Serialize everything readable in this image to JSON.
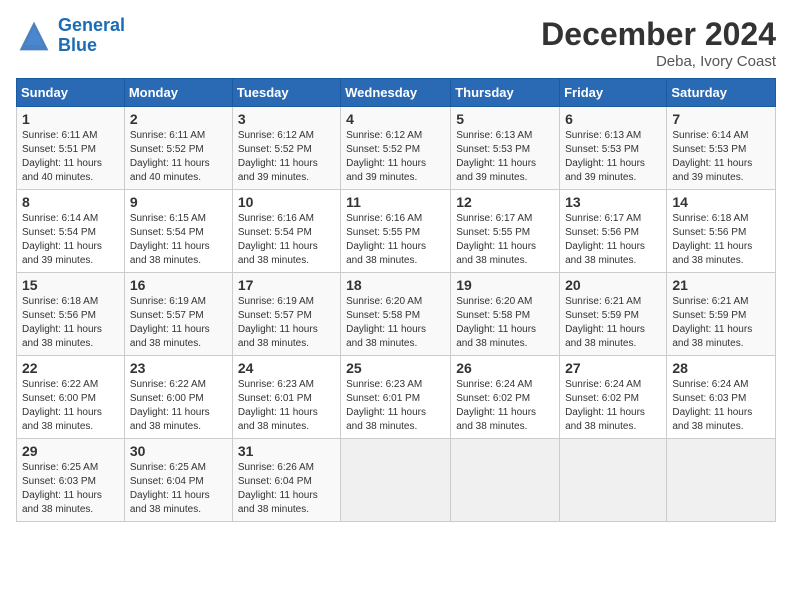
{
  "logo": {
    "line1": "General",
    "line2": "Blue"
  },
  "title": "December 2024",
  "subtitle": "Deba, Ivory Coast",
  "days_of_week": [
    "Sunday",
    "Monday",
    "Tuesday",
    "Wednesday",
    "Thursday",
    "Friday",
    "Saturday"
  ],
  "weeks": [
    [
      {
        "day": "1",
        "sunrise": "6:11 AM",
        "sunset": "5:51 PM",
        "daylight": "11 hours and 40 minutes."
      },
      {
        "day": "2",
        "sunrise": "6:11 AM",
        "sunset": "5:52 PM",
        "daylight": "11 hours and 40 minutes."
      },
      {
        "day": "3",
        "sunrise": "6:12 AM",
        "sunset": "5:52 PM",
        "daylight": "11 hours and 39 minutes."
      },
      {
        "day": "4",
        "sunrise": "6:12 AM",
        "sunset": "5:52 PM",
        "daylight": "11 hours and 39 minutes."
      },
      {
        "day": "5",
        "sunrise": "6:13 AM",
        "sunset": "5:53 PM",
        "daylight": "11 hours and 39 minutes."
      },
      {
        "day": "6",
        "sunrise": "6:13 AM",
        "sunset": "5:53 PM",
        "daylight": "11 hours and 39 minutes."
      },
      {
        "day": "7",
        "sunrise": "6:14 AM",
        "sunset": "5:53 PM",
        "daylight": "11 hours and 39 minutes."
      }
    ],
    [
      {
        "day": "8",
        "sunrise": "6:14 AM",
        "sunset": "5:54 PM",
        "daylight": "11 hours and 39 minutes."
      },
      {
        "day": "9",
        "sunrise": "6:15 AM",
        "sunset": "5:54 PM",
        "daylight": "11 hours and 38 minutes."
      },
      {
        "day": "10",
        "sunrise": "6:16 AM",
        "sunset": "5:54 PM",
        "daylight": "11 hours and 38 minutes."
      },
      {
        "day": "11",
        "sunrise": "6:16 AM",
        "sunset": "5:55 PM",
        "daylight": "11 hours and 38 minutes."
      },
      {
        "day": "12",
        "sunrise": "6:17 AM",
        "sunset": "5:55 PM",
        "daylight": "11 hours and 38 minutes."
      },
      {
        "day": "13",
        "sunrise": "6:17 AM",
        "sunset": "5:56 PM",
        "daylight": "11 hours and 38 minutes."
      },
      {
        "day": "14",
        "sunrise": "6:18 AM",
        "sunset": "5:56 PM",
        "daylight": "11 hours and 38 minutes."
      }
    ],
    [
      {
        "day": "15",
        "sunrise": "6:18 AM",
        "sunset": "5:56 PM",
        "daylight": "11 hours and 38 minutes."
      },
      {
        "day": "16",
        "sunrise": "6:19 AM",
        "sunset": "5:57 PM",
        "daylight": "11 hours and 38 minutes."
      },
      {
        "day": "17",
        "sunrise": "6:19 AM",
        "sunset": "5:57 PM",
        "daylight": "11 hours and 38 minutes."
      },
      {
        "day": "18",
        "sunrise": "6:20 AM",
        "sunset": "5:58 PM",
        "daylight": "11 hours and 38 minutes."
      },
      {
        "day": "19",
        "sunrise": "6:20 AM",
        "sunset": "5:58 PM",
        "daylight": "11 hours and 38 minutes."
      },
      {
        "day": "20",
        "sunrise": "6:21 AM",
        "sunset": "5:59 PM",
        "daylight": "11 hours and 38 minutes."
      },
      {
        "day": "21",
        "sunrise": "6:21 AM",
        "sunset": "5:59 PM",
        "daylight": "11 hours and 38 minutes."
      }
    ],
    [
      {
        "day": "22",
        "sunrise": "6:22 AM",
        "sunset": "6:00 PM",
        "daylight": "11 hours and 38 minutes."
      },
      {
        "day": "23",
        "sunrise": "6:22 AM",
        "sunset": "6:00 PM",
        "daylight": "11 hours and 38 minutes."
      },
      {
        "day": "24",
        "sunrise": "6:23 AM",
        "sunset": "6:01 PM",
        "daylight": "11 hours and 38 minutes."
      },
      {
        "day": "25",
        "sunrise": "6:23 AM",
        "sunset": "6:01 PM",
        "daylight": "11 hours and 38 minutes."
      },
      {
        "day": "26",
        "sunrise": "6:24 AM",
        "sunset": "6:02 PM",
        "daylight": "11 hours and 38 minutes."
      },
      {
        "day": "27",
        "sunrise": "6:24 AM",
        "sunset": "6:02 PM",
        "daylight": "11 hours and 38 minutes."
      },
      {
        "day": "28",
        "sunrise": "6:24 AM",
        "sunset": "6:03 PM",
        "daylight": "11 hours and 38 minutes."
      }
    ],
    [
      {
        "day": "29",
        "sunrise": "6:25 AM",
        "sunset": "6:03 PM",
        "daylight": "11 hours and 38 minutes."
      },
      {
        "day": "30",
        "sunrise": "6:25 AM",
        "sunset": "6:04 PM",
        "daylight": "11 hours and 38 minutes."
      },
      {
        "day": "31",
        "sunrise": "6:26 AM",
        "sunset": "6:04 PM",
        "daylight": "11 hours and 38 minutes."
      },
      null,
      null,
      null,
      null
    ]
  ]
}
= = = = =
- [Exercise goal]:
Give back the entries verbatim. Do not include any picture.

- [Output of the exercise]:
Serialize everything readable in this image to JSON.
{
  "logo": {
    "line1": "General",
    "line2": "Blue"
  },
  "title": "December 2024",
  "subtitle": "Deba, Ivory Coast",
  "days_of_week": [
    "Sunday",
    "Monday",
    "Tuesday",
    "Wednesday",
    "Thursday",
    "Friday",
    "Saturday"
  ],
  "weeks": [
    [
      {
        "day": "1",
        "sunrise": "6:11 AM",
        "sunset": "5:51 PM",
        "daylight": "11 hours and 40 minutes."
      },
      {
        "day": "2",
        "sunrise": "6:11 AM",
        "sunset": "5:52 PM",
        "daylight": "11 hours and 40 minutes."
      },
      {
        "day": "3",
        "sunrise": "6:12 AM",
        "sunset": "5:52 PM",
        "daylight": "11 hours and 39 minutes."
      },
      {
        "day": "4",
        "sunrise": "6:12 AM",
        "sunset": "5:52 PM",
        "daylight": "11 hours and 39 minutes."
      },
      {
        "day": "5",
        "sunrise": "6:13 AM",
        "sunset": "5:53 PM",
        "daylight": "11 hours and 39 minutes."
      },
      {
        "day": "6",
        "sunrise": "6:13 AM",
        "sunset": "5:53 PM",
        "daylight": "11 hours and 39 minutes."
      },
      {
        "day": "7",
        "sunrise": "6:14 AM",
        "sunset": "5:53 PM",
        "daylight": "11 hours and 39 minutes."
      }
    ],
    [
      {
        "day": "8",
        "sunrise": "6:14 AM",
        "sunset": "5:54 PM",
        "daylight": "11 hours and 39 minutes."
      },
      {
        "day": "9",
        "sunrise": "6:15 AM",
        "sunset": "5:54 PM",
        "daylight": "11 hours and 38 minutes."
      },
      {
        "day": "10",
        "sunrise": "6:16 AM",
        "sunset": "5:54 PM",
        "daylight": "11 hours and 38 minutes."
      },
      {
        "day": "11",
        "sunrise": "6:16 AM",
        "sunset": "5:55 PM",
        "daylight": "11 hours and 38 minutes."
      },
      {
        "day": "12",
        "sunrise": "6:17 AM",
        "sunset": "5:55 PM",
        "daylight": "11 hours and 38 minutes."
      },
      {
        "day": "13",
        "sunrise": "6:17 AM",
        "sunset": "5:56 PM",
        "daylight": "11 hours and 38 minutes."
      },
      {
        "day": "14",
        "sunrise": "6:18 AM",
        "sunset": "5:56 PM",
        "daylight": "11 hours and 38 minutes."
      }
    ],
    [
      {
        "day": "15",
        "sunrise": "6:18 AM",
        "sunset": "5:56 PM",
        "daylight": "11 hours and 38 minutes."
      },
      {
        "day": "16",
        "sunrise": "6:19 AM",
        "sunset": "5:57 PM",
        "daylight": "11 hours and 38 minutes."
      },
      {
        "day": "17",
        "sunrise": "6:19 AM",
        "sunset": "5:57 PM",
        "daylight": "11 hours and 38 minutes."
      },
      {
        "day": "18",
        "sunrise": "6:20 AM",
        "sunset": "5:58 PM",
        "daylight": "11 hours and 38 minutes."
      },
      {
        "day": "19",
        "sunrise": "6:20 AM",
        "sunset": "5:58 PM",
        "daylight": "11 hours and 38 minutes."
      },
      {
        "day": "20",
        "sunrise": "6:21 AM",
        "sunset": "5:59 PM",
        "daylight": "11 hours and 38 minutes."
      },
      {
        "day": "21",
        "sunrise": "6:21 AM",
        "sunset": "5:59 PM",
        "daylight": "11 hours and 38 minutes."
      }
    ],
    [
      {
        "day": "22",
        "sunrise": "6:22 AM",
        "sunset": "6:00 PM",
        "daylight": "11 hours and 38 minutes."
      },
      {
        "day": "23",
        "sunrise": "6:22 AM",
        "sunset": "6:00 PM",
        "daylight": "11 hours and 38 minutes."
      },
      {
        "day": "24",
        "sunrise": "6:23 AM",
        "sunset": "6:01 PM",
        "daylight": "11 hours and 38 minutes."
      },
      {
        "day": "25",
        "sunrise": "6:23 AM",
        "sunset": "6:01 PM",
        "daylight": "11 hours and 38 minutes."
      },
      {
        "day": "26",
        "sunrise": "6:24 AM",
        "sunset": "6:02 PM",
        "daylight": "11 hours and 38 minutes."
      },
      {
        "day": "27",
        "sunrise": "6:24 AM",
        "sunset": "6:02 PM",
        "daylight": "11 hours and 38 minutes."
      },
      {
        "day": "28",
        "sunrise": "6:24 AM",
        "sunset": "6:03 PM",
        "daylight": "11 hours and 38 minutes."
      }
    ],
    [
      {
        "day": "29",
        "sunrise": "6:25 AM",
        "sunset": "6:03 PM",
        "daylight": "11 hours and 38 minutes."
      },
      {
        "day": "30",
        "sunrise": "6:25 AM",
        "sunset": "6:04 PM",
        "daylight": "11 hours and 38 minutes."
      },
      {
        "day": "31",
        "sunrise": "6:26 AM",
        "sunset": "6:04 PM",
        "daylight": "11 hours and 38 minutes."
      },
      null,
      null,
      null,
      null
    ]
  ]
}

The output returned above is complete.